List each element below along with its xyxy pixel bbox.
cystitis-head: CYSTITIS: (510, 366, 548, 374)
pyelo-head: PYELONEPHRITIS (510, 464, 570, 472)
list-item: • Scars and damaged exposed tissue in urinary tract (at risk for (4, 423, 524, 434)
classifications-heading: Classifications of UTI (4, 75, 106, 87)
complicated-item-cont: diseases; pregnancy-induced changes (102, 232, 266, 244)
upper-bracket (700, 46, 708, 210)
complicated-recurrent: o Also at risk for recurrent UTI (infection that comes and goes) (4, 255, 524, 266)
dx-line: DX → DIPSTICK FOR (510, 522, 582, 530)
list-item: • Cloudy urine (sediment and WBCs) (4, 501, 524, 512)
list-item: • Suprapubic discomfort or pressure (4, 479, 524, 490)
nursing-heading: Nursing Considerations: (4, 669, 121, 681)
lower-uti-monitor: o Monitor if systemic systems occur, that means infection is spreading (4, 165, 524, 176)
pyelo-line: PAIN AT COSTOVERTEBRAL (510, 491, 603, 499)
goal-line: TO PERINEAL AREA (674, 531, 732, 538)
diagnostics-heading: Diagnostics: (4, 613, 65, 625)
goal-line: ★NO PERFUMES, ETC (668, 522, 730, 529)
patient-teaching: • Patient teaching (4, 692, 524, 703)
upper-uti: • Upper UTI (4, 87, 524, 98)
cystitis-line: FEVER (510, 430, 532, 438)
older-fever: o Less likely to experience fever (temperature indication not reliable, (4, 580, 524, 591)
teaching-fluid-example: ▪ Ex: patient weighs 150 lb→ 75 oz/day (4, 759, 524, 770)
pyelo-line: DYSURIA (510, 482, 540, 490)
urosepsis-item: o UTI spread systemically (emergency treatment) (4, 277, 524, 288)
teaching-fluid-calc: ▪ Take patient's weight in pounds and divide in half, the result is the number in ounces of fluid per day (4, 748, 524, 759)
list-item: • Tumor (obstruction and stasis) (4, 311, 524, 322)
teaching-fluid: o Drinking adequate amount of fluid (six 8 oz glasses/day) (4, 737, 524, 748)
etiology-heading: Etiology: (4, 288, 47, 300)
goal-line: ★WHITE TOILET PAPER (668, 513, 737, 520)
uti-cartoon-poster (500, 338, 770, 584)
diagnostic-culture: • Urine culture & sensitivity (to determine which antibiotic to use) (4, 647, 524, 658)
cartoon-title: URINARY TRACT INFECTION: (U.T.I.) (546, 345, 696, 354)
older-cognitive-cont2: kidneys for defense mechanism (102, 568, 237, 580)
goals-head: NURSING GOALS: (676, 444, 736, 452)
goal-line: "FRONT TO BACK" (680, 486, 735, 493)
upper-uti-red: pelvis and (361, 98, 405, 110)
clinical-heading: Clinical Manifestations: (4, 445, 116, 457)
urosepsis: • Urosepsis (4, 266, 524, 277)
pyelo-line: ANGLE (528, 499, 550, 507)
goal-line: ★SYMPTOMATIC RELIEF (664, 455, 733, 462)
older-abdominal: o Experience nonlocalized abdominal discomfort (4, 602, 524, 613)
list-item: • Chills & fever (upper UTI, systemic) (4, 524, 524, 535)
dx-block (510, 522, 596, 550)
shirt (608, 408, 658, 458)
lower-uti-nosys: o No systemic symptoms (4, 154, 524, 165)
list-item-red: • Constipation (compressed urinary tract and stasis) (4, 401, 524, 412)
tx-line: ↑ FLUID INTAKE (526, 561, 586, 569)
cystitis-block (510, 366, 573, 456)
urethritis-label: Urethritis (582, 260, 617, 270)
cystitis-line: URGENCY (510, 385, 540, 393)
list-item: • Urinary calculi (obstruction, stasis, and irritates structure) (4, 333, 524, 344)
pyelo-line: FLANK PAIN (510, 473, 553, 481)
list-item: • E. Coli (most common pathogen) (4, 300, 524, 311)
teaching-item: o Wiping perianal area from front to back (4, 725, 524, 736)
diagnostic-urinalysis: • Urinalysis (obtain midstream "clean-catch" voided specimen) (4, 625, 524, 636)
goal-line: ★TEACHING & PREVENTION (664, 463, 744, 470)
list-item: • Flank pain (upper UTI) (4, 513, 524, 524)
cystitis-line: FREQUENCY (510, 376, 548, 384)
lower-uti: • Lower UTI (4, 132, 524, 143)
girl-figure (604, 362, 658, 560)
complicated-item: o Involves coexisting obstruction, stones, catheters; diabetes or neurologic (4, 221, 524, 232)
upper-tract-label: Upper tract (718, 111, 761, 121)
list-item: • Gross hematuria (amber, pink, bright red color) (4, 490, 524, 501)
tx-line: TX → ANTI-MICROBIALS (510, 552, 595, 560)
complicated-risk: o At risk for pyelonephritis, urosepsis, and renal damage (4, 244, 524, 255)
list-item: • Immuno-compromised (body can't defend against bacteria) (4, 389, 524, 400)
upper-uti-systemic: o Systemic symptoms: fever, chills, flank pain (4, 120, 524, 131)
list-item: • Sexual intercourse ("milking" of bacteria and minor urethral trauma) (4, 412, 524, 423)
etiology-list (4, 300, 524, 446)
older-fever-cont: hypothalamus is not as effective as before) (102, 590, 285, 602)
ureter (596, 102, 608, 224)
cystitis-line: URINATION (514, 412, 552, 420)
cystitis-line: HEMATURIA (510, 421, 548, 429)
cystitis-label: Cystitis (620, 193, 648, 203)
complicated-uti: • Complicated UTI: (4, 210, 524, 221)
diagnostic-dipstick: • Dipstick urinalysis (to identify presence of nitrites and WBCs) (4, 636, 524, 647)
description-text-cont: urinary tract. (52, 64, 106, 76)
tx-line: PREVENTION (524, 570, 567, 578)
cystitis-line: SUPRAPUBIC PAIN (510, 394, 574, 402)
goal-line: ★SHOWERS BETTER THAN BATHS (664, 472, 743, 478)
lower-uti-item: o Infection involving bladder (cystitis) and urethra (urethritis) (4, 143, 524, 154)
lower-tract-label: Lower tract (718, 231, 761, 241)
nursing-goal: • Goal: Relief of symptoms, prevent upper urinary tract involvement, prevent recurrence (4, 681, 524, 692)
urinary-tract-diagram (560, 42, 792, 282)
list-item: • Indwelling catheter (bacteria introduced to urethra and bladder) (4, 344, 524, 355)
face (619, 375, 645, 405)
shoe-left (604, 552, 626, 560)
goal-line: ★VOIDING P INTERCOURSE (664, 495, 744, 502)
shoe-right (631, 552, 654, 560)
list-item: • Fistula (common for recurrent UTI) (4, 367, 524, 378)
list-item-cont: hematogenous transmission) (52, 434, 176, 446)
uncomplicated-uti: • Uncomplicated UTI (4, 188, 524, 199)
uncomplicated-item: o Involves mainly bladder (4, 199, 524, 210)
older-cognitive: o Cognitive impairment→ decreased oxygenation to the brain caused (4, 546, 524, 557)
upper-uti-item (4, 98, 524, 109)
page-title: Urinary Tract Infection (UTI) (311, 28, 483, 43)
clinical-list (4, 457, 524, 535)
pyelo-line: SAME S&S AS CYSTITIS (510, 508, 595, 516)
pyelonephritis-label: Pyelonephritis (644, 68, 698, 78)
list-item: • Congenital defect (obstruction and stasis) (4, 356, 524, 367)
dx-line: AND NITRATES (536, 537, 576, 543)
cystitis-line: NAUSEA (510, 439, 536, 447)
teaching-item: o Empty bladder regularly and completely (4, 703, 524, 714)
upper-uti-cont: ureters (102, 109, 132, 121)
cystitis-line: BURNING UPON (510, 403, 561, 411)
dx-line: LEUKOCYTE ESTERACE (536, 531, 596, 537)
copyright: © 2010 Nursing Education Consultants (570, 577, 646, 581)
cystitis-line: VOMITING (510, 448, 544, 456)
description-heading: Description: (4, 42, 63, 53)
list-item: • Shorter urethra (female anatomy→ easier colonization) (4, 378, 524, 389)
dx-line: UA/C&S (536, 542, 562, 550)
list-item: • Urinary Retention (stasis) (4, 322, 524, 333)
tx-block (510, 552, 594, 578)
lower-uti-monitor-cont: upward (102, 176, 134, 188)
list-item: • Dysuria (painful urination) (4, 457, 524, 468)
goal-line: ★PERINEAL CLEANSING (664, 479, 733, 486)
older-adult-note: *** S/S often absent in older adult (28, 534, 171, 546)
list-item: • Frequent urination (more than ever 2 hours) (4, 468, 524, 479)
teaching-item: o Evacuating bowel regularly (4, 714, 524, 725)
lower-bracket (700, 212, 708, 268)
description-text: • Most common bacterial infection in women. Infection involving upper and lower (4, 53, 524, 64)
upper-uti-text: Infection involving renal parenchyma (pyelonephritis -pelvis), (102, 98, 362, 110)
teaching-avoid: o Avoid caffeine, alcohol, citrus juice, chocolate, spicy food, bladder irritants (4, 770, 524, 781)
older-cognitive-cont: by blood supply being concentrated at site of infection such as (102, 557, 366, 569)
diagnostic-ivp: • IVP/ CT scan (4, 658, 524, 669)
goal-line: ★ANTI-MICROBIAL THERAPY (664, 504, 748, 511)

-*-*-

■ Task prompt
From the data above, copy each line with the string "involving" in it.

■ Answer for the task
lower-uti-item: o Infection involving bladder (cystitis) and urethra (urethritis) (4, 143, 524, 154)
description-text: • Most common bacterial infection in women. Infection involving upper and lower (4, 53, 524, 64)
upper-uti-text: Infection involving renal parenchyma (pyelonephritis -pelvis), (102, 98, 362, 110)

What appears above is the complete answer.